Among the lines below, list those containing the string "Three".

-------- Task inputs --------

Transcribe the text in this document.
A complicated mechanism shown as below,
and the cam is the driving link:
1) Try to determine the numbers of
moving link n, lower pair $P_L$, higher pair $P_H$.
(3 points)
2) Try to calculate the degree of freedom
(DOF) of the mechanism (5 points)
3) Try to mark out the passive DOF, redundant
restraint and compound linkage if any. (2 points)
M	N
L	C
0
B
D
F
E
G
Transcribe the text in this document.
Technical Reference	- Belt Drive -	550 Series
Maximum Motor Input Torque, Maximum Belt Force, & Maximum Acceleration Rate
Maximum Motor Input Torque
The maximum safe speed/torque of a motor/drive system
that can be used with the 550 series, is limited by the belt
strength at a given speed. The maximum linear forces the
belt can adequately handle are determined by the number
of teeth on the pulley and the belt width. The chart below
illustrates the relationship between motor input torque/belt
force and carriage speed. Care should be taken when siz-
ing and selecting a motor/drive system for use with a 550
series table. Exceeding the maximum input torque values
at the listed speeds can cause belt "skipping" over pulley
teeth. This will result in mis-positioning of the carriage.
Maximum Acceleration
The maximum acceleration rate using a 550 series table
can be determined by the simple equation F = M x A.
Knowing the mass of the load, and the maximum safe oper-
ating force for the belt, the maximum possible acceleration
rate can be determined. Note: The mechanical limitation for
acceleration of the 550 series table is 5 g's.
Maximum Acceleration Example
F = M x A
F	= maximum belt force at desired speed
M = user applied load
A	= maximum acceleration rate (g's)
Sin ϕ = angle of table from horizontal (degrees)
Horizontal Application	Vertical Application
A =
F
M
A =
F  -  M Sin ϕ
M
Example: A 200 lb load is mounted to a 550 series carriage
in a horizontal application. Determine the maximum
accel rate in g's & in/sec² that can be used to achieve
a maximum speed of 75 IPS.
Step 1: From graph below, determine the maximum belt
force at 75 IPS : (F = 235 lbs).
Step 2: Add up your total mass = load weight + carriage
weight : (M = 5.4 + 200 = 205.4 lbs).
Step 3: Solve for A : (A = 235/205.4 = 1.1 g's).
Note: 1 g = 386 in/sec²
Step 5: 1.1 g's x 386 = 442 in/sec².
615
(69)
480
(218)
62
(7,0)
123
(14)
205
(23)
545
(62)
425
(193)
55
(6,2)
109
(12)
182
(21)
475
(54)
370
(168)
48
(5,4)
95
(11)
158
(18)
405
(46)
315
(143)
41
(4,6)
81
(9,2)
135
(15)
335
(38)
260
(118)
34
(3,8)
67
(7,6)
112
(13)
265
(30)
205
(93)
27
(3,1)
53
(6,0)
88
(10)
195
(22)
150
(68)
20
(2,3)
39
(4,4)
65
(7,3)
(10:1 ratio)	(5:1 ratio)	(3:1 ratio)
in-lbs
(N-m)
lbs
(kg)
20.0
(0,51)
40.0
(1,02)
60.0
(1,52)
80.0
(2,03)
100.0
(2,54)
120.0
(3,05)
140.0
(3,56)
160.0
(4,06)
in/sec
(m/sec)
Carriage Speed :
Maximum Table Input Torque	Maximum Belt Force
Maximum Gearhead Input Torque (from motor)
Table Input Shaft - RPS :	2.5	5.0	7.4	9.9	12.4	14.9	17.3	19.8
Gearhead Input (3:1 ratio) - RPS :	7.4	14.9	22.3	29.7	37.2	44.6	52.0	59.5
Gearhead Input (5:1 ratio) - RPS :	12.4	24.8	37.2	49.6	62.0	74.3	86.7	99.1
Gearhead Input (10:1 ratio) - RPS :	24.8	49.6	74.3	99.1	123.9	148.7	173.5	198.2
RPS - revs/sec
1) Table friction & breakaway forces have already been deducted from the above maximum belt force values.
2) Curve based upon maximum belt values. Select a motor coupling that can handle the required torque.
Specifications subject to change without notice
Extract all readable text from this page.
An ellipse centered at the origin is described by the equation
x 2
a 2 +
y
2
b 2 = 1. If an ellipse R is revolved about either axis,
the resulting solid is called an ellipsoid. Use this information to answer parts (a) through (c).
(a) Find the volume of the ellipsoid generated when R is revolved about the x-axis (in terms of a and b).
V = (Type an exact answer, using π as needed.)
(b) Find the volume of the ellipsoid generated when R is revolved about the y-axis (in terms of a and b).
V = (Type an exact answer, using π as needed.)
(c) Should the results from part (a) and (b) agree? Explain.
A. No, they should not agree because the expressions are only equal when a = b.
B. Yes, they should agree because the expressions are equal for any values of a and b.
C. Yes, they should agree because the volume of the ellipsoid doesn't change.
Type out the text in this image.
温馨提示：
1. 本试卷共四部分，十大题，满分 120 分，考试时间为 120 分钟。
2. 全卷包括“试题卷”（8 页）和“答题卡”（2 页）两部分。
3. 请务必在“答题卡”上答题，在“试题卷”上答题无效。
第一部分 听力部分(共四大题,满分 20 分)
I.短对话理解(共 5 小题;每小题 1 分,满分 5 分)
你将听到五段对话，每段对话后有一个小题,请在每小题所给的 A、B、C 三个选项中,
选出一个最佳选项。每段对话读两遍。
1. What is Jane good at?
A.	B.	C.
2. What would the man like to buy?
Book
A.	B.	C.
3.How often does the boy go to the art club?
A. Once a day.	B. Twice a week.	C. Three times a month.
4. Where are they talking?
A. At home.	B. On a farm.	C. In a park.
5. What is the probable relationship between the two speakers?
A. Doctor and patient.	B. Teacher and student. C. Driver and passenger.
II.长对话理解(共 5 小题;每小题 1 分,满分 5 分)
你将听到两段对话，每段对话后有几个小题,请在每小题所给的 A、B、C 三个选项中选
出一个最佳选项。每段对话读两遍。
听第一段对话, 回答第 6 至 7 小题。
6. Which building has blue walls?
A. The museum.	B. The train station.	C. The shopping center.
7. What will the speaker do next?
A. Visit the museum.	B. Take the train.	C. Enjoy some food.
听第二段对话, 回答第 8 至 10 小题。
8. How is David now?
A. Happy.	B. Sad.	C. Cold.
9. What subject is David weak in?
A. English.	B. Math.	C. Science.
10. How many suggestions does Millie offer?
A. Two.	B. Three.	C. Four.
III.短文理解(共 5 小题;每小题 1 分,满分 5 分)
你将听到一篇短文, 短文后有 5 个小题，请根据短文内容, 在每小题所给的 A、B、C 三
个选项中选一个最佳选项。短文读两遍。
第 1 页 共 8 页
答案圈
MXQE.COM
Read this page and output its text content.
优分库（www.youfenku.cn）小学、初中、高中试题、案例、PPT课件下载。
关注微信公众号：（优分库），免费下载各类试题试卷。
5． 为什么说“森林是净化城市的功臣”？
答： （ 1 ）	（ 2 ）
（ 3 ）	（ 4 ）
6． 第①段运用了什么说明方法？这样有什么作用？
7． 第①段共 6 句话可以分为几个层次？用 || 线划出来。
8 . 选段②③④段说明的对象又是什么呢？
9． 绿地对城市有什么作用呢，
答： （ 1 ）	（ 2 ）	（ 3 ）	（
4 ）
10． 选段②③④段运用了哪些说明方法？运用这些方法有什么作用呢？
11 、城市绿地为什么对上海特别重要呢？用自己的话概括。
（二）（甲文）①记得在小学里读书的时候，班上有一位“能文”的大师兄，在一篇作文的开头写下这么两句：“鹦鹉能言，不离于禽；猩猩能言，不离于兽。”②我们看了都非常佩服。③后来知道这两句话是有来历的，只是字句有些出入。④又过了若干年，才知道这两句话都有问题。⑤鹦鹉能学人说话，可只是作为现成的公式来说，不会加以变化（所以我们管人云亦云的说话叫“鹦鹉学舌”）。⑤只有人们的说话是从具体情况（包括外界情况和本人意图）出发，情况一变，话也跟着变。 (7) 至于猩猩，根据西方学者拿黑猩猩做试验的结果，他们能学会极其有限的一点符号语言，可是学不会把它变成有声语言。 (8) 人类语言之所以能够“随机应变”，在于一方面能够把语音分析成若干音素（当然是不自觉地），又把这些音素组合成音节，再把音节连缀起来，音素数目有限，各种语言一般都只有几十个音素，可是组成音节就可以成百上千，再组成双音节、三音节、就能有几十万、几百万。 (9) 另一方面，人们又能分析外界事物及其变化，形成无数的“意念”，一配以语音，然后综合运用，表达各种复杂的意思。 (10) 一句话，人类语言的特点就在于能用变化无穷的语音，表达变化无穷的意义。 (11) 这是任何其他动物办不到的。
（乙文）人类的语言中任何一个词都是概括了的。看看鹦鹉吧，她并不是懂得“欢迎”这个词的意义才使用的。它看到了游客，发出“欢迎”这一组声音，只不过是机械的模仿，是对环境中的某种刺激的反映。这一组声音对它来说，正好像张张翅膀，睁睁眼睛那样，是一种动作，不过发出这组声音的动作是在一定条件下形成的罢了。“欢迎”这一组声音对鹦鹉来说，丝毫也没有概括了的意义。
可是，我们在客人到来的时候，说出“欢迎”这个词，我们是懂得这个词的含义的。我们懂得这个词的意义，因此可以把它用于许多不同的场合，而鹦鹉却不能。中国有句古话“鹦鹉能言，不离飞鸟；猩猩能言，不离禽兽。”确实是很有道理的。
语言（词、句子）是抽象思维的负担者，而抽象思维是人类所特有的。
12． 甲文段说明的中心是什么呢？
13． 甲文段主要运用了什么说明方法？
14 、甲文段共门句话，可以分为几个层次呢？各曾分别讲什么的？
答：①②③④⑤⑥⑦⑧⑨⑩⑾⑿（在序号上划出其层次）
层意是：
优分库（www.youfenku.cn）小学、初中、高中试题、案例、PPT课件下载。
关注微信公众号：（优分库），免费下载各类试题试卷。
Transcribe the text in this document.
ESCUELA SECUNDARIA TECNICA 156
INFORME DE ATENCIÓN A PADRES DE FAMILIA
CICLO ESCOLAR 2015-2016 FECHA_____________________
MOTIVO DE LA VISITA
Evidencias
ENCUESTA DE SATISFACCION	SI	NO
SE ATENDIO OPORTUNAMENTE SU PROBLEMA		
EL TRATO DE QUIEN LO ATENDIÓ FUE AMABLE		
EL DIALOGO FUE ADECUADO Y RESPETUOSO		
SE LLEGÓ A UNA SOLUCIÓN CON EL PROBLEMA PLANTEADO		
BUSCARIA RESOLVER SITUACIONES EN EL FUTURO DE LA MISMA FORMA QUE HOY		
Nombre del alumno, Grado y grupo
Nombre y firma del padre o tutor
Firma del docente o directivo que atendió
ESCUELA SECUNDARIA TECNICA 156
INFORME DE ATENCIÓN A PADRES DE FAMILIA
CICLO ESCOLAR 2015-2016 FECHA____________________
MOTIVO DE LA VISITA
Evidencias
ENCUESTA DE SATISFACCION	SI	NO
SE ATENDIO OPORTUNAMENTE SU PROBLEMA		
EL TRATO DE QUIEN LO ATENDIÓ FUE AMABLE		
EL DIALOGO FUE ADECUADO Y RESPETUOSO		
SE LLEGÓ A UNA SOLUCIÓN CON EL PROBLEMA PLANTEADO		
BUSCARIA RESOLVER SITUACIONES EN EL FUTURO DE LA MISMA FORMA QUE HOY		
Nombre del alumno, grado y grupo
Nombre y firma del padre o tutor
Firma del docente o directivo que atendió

--------

## Written response
A. Once a day.	B. Twice a week.	C. Three times a month.
A. Two.	B. Three.	C. Four.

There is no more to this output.